DATA TO USE:
==============================
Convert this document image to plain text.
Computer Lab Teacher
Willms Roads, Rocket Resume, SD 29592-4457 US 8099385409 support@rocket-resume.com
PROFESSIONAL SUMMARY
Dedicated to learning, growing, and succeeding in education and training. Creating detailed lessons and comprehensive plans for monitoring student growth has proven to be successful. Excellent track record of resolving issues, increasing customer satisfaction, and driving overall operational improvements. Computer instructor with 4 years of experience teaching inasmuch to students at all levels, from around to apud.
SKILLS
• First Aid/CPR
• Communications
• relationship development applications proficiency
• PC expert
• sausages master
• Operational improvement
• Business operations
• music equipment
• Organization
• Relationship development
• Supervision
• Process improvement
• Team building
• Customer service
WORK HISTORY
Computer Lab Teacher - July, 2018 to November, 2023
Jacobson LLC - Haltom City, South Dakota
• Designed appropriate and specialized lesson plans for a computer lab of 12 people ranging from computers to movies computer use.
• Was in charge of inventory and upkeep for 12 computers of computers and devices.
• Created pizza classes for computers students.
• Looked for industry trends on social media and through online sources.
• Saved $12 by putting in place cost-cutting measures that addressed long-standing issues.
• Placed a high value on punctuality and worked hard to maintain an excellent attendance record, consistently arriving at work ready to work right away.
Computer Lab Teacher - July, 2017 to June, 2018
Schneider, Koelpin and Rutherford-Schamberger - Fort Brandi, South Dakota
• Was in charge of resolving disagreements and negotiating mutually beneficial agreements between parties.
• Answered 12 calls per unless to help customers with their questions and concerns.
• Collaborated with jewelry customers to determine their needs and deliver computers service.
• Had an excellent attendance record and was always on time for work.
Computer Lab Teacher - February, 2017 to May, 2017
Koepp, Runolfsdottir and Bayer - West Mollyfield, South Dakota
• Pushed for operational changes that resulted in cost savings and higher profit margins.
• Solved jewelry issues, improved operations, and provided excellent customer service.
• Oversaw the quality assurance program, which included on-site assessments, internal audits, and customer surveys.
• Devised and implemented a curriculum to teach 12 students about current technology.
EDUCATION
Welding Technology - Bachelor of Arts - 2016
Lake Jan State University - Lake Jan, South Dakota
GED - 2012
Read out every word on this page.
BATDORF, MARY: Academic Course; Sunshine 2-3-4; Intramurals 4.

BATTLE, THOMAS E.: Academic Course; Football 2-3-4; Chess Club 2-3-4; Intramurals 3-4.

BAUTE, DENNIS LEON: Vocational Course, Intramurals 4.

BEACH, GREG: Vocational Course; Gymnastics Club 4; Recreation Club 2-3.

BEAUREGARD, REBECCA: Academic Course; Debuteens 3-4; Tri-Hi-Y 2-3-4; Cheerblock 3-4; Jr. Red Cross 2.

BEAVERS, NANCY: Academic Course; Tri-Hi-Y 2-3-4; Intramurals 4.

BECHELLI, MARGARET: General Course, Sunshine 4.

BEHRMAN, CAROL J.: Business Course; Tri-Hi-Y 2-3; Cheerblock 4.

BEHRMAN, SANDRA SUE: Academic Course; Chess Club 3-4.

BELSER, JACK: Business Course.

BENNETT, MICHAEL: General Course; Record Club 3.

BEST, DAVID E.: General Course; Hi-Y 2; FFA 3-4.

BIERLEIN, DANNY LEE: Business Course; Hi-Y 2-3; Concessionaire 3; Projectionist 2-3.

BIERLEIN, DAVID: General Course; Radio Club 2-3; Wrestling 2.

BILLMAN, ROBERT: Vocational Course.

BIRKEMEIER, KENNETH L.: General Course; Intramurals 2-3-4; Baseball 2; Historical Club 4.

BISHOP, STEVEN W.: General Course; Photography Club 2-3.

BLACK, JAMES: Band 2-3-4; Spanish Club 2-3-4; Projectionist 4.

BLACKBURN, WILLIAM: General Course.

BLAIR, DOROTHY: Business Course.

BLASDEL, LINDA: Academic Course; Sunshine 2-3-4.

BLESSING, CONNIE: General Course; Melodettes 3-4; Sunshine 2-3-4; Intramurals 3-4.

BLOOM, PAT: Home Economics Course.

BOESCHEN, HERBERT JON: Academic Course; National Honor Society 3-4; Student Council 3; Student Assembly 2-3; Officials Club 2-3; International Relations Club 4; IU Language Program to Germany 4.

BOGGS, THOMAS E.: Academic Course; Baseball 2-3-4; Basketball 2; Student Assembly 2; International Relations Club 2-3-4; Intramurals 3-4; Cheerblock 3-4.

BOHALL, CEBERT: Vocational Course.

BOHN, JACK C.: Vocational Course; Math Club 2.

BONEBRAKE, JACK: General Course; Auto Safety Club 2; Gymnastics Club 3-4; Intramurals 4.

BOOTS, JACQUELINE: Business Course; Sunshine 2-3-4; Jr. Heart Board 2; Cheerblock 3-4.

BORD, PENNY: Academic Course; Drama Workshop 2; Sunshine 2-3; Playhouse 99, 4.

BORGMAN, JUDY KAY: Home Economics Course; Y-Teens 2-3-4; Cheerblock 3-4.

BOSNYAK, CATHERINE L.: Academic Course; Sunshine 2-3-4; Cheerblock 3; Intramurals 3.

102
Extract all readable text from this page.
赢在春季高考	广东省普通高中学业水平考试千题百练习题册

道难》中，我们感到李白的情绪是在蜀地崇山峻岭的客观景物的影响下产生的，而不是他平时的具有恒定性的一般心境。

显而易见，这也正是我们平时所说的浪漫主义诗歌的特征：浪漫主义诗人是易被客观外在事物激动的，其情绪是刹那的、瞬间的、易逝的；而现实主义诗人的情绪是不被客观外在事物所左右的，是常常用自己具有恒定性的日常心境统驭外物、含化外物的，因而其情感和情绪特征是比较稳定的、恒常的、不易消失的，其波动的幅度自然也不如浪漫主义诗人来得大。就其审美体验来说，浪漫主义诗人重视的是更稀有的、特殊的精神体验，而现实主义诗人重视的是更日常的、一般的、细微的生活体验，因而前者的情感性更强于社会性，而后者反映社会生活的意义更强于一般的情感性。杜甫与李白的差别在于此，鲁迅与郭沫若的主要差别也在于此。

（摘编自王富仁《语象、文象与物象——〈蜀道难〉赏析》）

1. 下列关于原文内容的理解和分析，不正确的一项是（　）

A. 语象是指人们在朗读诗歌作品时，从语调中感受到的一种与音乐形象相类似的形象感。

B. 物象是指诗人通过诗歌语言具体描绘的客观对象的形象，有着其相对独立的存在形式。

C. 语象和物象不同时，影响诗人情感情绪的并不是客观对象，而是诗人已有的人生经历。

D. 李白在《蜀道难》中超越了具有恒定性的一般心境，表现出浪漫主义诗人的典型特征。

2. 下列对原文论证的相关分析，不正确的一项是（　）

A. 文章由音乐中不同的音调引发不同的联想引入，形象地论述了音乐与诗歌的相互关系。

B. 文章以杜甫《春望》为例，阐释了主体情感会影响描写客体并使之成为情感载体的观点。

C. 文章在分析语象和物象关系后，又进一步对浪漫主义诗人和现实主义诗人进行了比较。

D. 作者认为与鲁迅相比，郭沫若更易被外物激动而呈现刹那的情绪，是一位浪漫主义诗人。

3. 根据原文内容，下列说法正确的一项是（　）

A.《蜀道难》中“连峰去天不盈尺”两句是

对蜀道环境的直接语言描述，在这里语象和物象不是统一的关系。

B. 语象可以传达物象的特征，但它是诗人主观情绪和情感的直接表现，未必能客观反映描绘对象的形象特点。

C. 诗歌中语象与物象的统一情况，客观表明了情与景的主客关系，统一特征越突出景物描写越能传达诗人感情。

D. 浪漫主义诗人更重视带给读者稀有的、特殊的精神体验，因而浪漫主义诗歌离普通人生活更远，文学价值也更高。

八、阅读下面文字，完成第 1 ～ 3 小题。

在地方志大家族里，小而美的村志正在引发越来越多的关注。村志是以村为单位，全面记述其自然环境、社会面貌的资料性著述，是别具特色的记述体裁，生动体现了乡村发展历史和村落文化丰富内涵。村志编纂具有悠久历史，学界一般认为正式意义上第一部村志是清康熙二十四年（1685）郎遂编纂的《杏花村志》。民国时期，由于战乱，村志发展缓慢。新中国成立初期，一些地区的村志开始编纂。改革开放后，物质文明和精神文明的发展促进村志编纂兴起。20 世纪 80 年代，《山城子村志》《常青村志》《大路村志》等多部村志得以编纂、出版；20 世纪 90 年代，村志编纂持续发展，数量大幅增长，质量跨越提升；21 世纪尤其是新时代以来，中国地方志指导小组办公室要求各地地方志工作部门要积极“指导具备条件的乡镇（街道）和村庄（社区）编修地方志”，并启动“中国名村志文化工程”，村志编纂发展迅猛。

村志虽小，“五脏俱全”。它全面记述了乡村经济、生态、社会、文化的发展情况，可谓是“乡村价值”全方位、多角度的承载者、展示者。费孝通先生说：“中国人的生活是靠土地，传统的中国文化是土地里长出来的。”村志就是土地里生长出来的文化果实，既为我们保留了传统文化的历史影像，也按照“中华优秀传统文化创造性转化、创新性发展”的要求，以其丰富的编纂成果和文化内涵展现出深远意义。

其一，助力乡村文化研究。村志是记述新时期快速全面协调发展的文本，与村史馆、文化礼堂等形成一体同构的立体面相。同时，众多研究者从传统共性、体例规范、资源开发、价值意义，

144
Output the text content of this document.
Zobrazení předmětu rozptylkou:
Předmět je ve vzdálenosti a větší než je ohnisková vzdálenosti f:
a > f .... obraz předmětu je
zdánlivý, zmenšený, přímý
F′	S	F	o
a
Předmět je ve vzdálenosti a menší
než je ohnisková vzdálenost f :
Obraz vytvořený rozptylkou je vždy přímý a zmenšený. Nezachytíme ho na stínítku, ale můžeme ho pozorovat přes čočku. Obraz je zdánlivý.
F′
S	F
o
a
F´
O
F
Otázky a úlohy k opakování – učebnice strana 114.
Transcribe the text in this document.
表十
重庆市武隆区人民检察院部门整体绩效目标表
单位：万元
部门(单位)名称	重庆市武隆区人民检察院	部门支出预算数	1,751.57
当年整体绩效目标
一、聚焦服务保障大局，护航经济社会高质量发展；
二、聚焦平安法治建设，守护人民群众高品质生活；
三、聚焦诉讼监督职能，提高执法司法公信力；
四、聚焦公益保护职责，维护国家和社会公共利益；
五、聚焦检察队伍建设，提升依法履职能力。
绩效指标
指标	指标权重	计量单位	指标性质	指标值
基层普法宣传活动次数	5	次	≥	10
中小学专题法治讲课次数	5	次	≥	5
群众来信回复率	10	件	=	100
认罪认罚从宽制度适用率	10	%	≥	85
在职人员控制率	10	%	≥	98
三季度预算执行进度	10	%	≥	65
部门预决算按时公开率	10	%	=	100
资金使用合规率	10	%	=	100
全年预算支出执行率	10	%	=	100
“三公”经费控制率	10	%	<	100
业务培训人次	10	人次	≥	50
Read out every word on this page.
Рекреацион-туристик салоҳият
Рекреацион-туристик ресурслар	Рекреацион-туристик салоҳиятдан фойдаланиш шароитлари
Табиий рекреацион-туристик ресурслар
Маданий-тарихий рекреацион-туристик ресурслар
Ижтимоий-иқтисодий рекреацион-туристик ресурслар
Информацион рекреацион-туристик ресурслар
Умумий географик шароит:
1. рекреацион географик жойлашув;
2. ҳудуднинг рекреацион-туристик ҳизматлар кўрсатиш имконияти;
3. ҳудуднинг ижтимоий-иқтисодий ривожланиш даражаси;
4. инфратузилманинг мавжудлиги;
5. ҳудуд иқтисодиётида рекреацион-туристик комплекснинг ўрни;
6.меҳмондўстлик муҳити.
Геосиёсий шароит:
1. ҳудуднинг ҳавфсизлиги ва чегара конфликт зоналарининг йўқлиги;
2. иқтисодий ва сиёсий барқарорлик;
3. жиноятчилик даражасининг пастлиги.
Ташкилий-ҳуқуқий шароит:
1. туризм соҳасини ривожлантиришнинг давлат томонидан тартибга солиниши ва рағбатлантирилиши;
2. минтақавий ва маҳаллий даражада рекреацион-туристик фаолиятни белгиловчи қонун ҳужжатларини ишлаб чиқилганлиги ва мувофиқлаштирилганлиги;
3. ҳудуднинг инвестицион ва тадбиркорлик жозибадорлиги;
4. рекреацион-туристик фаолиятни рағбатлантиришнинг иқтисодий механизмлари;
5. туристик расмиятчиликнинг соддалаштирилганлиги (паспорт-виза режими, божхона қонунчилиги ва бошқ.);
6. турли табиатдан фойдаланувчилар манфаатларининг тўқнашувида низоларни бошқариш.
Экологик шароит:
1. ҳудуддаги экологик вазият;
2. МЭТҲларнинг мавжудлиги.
==============================
Count the lines above in which the word "Economics" appears, then state only that count.

RIGHT ANSWER: 2